TASK STATEMENT:
Every record below is to be retyped exactly.

SUPPLIED DATA:

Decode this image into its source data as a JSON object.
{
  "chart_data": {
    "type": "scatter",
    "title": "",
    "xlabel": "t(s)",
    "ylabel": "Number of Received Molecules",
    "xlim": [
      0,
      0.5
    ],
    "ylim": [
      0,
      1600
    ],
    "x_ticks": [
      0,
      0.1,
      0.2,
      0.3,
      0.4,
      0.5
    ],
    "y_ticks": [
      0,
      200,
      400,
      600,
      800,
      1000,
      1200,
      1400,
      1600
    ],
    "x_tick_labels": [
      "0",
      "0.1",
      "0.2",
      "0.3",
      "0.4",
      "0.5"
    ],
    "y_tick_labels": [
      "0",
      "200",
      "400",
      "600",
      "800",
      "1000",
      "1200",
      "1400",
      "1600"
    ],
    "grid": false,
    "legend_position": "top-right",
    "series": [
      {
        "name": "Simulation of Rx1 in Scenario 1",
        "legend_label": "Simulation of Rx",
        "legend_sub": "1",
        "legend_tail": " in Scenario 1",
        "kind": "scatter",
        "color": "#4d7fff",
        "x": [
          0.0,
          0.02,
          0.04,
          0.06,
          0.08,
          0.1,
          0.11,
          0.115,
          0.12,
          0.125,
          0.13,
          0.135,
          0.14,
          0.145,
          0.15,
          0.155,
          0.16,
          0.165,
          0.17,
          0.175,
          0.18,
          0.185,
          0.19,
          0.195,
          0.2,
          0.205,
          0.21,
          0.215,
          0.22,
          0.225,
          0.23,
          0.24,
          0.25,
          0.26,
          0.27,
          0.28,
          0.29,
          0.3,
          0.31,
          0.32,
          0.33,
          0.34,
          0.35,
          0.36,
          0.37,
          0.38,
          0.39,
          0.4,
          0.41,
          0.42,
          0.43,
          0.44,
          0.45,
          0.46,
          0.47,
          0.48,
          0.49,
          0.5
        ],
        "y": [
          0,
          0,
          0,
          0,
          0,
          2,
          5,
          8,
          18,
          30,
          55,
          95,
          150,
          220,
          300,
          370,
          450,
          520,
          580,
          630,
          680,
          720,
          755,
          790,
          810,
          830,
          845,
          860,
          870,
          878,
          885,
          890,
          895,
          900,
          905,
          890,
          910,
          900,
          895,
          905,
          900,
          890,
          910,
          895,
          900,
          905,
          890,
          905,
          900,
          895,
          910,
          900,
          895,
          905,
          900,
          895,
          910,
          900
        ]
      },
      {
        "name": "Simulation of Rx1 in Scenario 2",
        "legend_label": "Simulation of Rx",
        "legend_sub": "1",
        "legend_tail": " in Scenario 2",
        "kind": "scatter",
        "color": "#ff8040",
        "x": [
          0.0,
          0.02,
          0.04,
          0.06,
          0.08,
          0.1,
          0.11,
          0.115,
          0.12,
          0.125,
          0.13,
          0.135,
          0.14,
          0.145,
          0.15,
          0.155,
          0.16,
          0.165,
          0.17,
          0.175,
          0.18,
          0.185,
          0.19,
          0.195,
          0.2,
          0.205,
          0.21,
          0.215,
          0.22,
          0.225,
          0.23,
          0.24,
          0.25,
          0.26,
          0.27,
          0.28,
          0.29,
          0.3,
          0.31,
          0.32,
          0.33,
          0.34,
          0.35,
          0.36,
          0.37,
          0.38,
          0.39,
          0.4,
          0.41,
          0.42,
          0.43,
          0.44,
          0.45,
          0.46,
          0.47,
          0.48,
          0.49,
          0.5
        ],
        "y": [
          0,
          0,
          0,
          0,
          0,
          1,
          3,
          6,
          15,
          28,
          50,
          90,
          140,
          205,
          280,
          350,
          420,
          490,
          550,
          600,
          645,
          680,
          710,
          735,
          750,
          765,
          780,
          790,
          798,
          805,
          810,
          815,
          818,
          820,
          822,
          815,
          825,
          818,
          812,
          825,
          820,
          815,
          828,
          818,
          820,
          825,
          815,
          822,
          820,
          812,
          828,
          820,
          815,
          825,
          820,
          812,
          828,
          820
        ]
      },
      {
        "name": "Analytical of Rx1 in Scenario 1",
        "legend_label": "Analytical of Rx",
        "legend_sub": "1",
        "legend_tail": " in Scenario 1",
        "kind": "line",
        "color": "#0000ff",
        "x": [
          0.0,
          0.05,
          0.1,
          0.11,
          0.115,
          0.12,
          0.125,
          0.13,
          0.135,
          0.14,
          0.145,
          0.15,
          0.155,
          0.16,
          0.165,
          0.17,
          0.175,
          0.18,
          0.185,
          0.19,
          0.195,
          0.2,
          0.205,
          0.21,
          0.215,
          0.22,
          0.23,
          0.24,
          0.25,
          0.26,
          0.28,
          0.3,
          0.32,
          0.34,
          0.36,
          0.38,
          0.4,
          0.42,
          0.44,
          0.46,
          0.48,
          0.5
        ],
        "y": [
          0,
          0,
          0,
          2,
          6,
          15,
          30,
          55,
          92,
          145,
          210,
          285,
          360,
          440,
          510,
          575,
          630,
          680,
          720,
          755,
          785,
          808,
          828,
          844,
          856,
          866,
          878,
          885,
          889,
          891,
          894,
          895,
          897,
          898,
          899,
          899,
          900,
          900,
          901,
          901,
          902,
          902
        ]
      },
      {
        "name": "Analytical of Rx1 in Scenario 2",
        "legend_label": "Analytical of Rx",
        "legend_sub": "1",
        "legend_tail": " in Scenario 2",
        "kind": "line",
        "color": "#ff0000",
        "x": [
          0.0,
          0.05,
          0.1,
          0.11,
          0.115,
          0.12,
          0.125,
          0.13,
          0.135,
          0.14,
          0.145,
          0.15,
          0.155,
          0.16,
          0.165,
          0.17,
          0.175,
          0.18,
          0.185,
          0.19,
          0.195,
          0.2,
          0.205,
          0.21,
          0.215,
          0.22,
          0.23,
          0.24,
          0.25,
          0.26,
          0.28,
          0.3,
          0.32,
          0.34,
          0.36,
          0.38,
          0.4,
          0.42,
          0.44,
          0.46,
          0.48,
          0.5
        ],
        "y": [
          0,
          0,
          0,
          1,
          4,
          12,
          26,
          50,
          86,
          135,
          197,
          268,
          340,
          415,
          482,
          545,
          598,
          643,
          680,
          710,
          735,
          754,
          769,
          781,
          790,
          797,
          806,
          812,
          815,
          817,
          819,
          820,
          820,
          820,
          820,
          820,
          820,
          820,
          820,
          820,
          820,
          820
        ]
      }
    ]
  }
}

TASK RESULT:
Decode this image into its source data as a JSON object.
{
  "chart_data": {
    "type": "scatter",
    "title": "",
    "xlabel": "t(s)",
    "ylabel": "Number of Received Molecules",
    "xlim": [
      0,
      0.5
    ],
    "ylim": [
      0,
      1600
    ],
    "x_ticks": [
      0,
      0.1,
      0.2,
      0.3,
      0.4,
      0.5
    ],
    "y_ticks": [
      0,
      200,
      400,
      600,
      800,
      1000,
      1200,
      1400,
      1600
    ],
    "x_tick_labels": [
      "0",
      "0.1",
      "0.2",
      "0.3",
      "0.4",
      "0.5"
    ],
    "y_tick_labels": [
      "0",
      "200",
      "400",
      "600",
      "800",
      "1000",
      "1200",
      "1400",
      "1600"
    ],
    "grid": false,
    "legend_position": "top-right",
    "series": [
      {
        "name": "Simulation of Rx1 in Scenario 1",
        "legend_label": "Simulation of Rx",
        "legend_sub": "1",
        "legend_tail": " in Scenario 1",
        "kind": "scatter",
        "color": "#4d7fff",
        "x": [
          0.0,
          0.02,
          0.04,
          0.06,
          0.08,
          0.1,
          0.11,
          0.115,
          0.12,
          0.125,
          0.13,
          0.135,
          0.14,
          0.145,
          0.15,
          0.155,
          0.16,
          0.165,
          0.17,
          0.175,
          0.18,
          0.185,
          0.19,
          0.195,
          0.2,
          0.205,
          0.21,
          0.215,
          0.22,
          0.225,
          0.23,
          0.24,
          0.25,
          0.26,
          0.27,
          0.28,
          0.29,
          0.3,
          0.31,
          0.32,
          0.33,
          0.34,
          0.35,
          0.36,
          0.37,
          0.38,
          0.39,
          0.4,
          0.41,
          0.42,
          0.43,
          0.44,
          0.45,
          0.46,
          0.47,
          0.48,
          0.49,
          0.5
        ],
        "y": [
          0,
          0,
          0,
          0,
          0,
          2,
          5,
          8,
          18,
          30,
          55,
          95,
          150,
          220,
          300,
          370,
          450,
          520,
          580,
          630,
          680,
          720,
          755,
          790,
          810,
          830,
          845,
          860,
          870,
          878,
          885,
          890,
          895,
          900,
          905,
          890,
          910,
          900,
          895,
          905,
          900,
          890,
          910,
          895,
          900,
          905,
          890,
          905,
          900,
          895,
          910,
          900,
          895,
          905,
          900,
          895,
          910,
          900
        ]
      },
      {
        "name": "Simulation of Rx1 in Scenario 2",
        "legend_label": "Simulation of Rx",
        "legend_sub": "1",
        "legend_tail": " in Scenario 2",
        "kind": "scatter",
        "color": "#ff8040",
        "x": [
          0.0,
          0.02,
          0.04,
          0.06,
          0.08,
          0.1,
          0.11,
          0.115,
          0.12,
          0.125,
          0.13,
          0.135,
          0.14,
          0.145,
          0.15,
          0.155,
          0.16,
          0.165,
          0.17,
          0.175,
          0.18,
          0.185,
          0.19,
          0.195,
          0.2,
          0.205,
          0.21,
          0.215,
          0.22,
          0.225,
          0.23,
          0.24,
          0.25,
          0.26,
          0.27,
          0.28,
          0.29,
          0.3,
          0.31,
          0.32,
          0.33,
          0.34,
          0.35,
          0.36,
          0.37,
          0.38,
          0.39,
          0.4,
          0.41,
          0.42,
          0.43,
          0.44,
          0.45,
          0.46,
          0.47,
          0.48,
          0.49,
          0.5
        ],
        "y": [
          0,
          0,
          0,
          0,
          0,
          1,
          3,
          6,
          15,
          28,
          50,
          90,
          140,
          205,
          280,
          350,
          420,
          490,
          550,
          600,
          645,
          680,
          710,
          735,
          750,
          765,
          780,
          790,
          798,
          805,
          810,
          815,
          818,
          820,
          822,
          815,
          825,
          818,
          812,
          825,
          820,
          815,
          828,
          818,
          820,
          825,
          815,
          822,
          820,
          812,
          828,
          820,
          815,
          825,
          820,
          812,
          828,
          820
        ]
      },
      {
        "name": "Analytical of Rx1 in Scenario 1",
        "legend_label": "Analytical of Rx",
        "legend_sub": "1",
        "legend_tail": " in Scenario 1",
        "kind": "line",
        "color": "#0000ff",
        "x": [
          0.0,
          0.05,
          0.1,
          0.11,
          0.115,
          0.12,
          0.125,
          0.13,
          0.135,
          0.14,
          0.145,
          0.15,
          0.155,
          0.16,
          0.165,
          0.17,
          0.175,
          0.18,
          0.185,
          0.19,
          0.195,
          0.2,
          0.205,
          0.21,
          0.215,
          0.22,
          0.23,
          0.24,
          0.25,
          0.26,
          0.28,
          0.3,
          0.32,
          0.34,
          0.36,
          0.38,
          0.4,
          0.42,
          0.44,
          0.46,
          0.48,
          0.5
        ],
        "y": [
          0,
          0,
          0,
          2,
          6,
          15,
          30,
          55,
          92,
          145,
          210,
          285,
          360,
          440,
          510,
          575,
          630,
          680,
          720,
          755,
          785,
          808,
          828,
          844,
          856,
          866,
          878,
          885,
          889,
          891,
          894,
          895,
          897,
          898,
          899,
          899,
          900,
          900,
          901,
          901,
          902,
          902
        ]
      },
      {
        "name": "Analytical of Rx1 in Scenario 2",
        "legend_label": "Analytical of Rx",
        "legend_sub": "1",
        "legend_tail": " in Scenario 2",
        "kind": "line",
        "color": "#ff0000",
        "x": [
          0.0,
          0.05,
          0.1,
          0.11,
          0.115,
          0.12,
          0.125,
          0.13,
          0.135,
          0.14,
          0.145,
          0.15,
          0.155,
          0.16,
          0.165,
          0.17,
          0.175,
          0.18,
          0.185,
          0.19,
          0.195,
          0.2,
          0.205,
          0.21,
          0.215,
          0.22,
          0.23,
          0.24,
          0.25,
          0.26,
          0.28,
          0.3,
          0.32,
          0.34,
          0.36,
          0.38,
          0.4,
          0.42,
          0.44,
          0.46,
          0.48,
          0.5
        ],
        "y": [
          0,
          0,
          0,
          1,
          4,
          12,
          26,
          50,
          86,
          135,
          197,
          268,
          340,
          415,
          482,
          545,
          598,
          643,
          680,
          710,
          735,
          754,
          769,
          781,
          790,
          797,
          806,
          812,
          815,
          817,
          819,
          820,
          820,
          820,
          820,
          820,
          820,
          820,
          820,
          820,
          820,
          820
        ]
      }
    ]
  }
}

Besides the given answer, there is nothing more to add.